• EXERCISE TASK: Return only the count of lines in which the word "icon" appears.

• PROVIDED MATERIAL:
--- START ---

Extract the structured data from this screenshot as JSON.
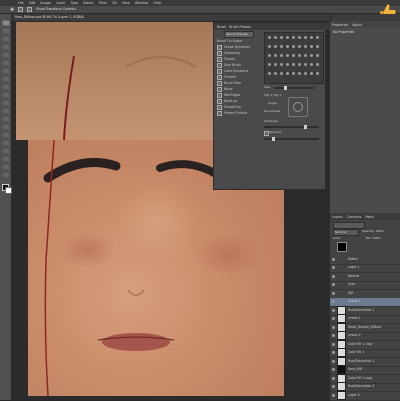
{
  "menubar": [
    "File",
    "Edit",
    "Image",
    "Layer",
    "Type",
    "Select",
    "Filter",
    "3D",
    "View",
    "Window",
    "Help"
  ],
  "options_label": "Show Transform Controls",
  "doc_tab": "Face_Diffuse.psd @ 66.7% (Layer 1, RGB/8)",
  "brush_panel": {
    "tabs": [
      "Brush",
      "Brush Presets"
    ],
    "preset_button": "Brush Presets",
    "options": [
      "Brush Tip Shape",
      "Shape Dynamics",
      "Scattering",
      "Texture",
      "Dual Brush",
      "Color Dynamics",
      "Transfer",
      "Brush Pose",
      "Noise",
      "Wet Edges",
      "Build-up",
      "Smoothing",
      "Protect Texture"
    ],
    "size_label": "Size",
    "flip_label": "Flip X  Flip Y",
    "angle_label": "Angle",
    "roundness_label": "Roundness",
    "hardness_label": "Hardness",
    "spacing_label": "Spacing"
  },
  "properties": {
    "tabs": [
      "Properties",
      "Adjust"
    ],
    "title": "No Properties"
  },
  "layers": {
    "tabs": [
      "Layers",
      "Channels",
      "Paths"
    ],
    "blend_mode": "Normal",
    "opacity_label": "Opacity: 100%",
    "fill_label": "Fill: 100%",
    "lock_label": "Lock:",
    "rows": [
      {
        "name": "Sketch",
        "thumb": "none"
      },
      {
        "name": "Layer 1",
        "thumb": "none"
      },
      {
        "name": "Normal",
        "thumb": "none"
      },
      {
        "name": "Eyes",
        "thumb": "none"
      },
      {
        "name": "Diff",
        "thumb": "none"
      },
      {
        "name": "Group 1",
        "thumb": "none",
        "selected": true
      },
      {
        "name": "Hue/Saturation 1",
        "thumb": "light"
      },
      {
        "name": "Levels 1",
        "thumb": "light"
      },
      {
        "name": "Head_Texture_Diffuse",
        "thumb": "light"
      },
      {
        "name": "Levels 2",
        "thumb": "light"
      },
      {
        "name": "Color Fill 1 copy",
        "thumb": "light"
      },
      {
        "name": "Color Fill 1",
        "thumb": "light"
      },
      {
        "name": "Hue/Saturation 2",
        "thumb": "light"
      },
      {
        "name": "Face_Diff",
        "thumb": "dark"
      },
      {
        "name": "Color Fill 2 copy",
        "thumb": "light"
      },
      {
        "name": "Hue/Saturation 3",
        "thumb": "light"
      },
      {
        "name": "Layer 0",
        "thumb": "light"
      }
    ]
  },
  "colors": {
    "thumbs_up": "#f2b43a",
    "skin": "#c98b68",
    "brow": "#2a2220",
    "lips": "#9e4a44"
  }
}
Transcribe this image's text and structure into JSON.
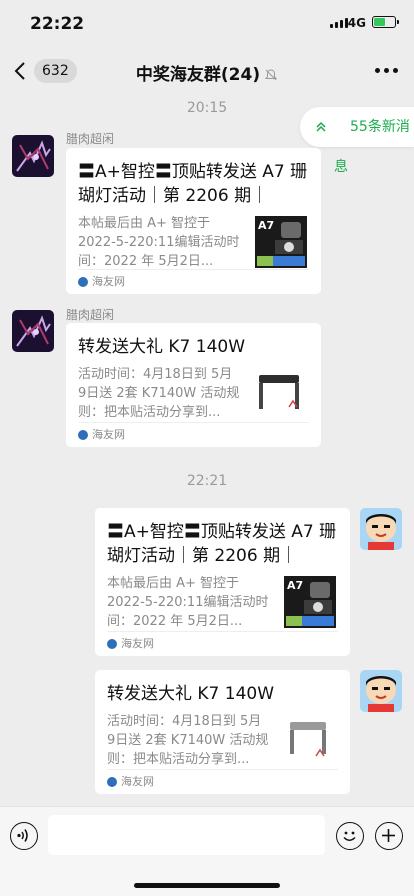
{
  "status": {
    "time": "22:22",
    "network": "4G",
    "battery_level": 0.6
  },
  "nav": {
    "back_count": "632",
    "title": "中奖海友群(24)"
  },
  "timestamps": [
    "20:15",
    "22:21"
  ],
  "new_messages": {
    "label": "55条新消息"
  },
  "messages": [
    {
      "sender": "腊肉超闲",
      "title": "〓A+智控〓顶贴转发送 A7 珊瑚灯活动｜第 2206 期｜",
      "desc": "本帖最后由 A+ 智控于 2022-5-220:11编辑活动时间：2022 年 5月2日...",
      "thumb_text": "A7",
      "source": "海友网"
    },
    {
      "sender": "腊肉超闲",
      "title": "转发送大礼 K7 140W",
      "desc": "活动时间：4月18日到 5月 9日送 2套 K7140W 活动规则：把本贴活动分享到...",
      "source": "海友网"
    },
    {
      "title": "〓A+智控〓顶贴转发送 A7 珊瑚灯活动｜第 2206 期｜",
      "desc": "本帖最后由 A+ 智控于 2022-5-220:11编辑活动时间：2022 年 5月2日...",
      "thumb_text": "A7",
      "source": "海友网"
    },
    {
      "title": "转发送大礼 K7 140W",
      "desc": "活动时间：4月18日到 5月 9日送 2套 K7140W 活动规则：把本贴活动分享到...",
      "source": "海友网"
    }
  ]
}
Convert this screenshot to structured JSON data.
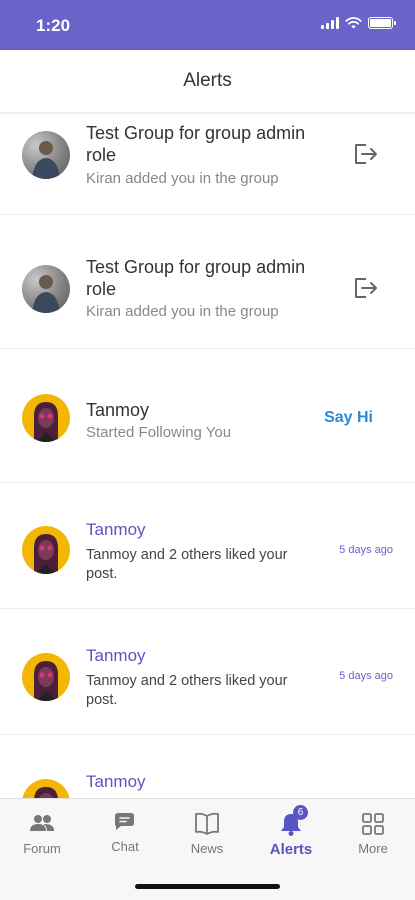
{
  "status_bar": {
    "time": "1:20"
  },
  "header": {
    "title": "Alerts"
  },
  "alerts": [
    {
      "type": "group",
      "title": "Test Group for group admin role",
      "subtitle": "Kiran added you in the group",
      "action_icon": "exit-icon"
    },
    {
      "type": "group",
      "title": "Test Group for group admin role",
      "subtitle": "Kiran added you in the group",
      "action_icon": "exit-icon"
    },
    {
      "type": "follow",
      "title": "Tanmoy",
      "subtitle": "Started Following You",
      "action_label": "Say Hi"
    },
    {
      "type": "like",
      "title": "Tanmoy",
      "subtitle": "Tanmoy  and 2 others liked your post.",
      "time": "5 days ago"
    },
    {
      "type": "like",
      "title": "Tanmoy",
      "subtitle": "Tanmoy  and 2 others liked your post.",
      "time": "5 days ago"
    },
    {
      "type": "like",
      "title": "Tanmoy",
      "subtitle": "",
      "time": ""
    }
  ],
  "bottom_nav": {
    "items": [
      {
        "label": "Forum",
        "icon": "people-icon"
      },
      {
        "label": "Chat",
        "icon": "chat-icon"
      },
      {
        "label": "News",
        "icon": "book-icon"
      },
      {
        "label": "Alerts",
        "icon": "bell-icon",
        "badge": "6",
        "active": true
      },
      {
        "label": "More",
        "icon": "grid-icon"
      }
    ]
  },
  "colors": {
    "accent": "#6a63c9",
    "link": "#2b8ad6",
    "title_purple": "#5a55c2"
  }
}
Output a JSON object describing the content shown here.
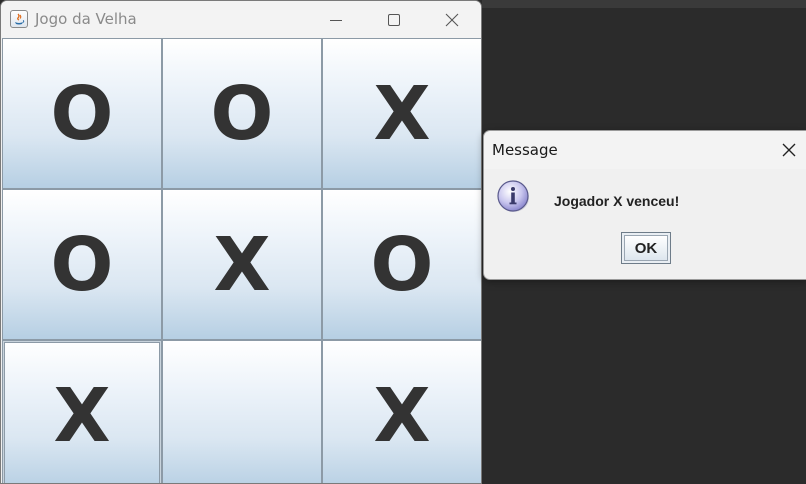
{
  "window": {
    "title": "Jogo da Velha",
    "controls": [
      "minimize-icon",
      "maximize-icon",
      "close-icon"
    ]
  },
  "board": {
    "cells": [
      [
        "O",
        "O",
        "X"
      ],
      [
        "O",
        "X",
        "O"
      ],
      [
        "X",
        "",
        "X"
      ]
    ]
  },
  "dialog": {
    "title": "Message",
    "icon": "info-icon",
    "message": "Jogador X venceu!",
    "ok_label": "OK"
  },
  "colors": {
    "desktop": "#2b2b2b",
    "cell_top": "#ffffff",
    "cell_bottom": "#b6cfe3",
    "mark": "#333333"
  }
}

--- END ---

• RESPONSE FOR THIS EXERCISE: 11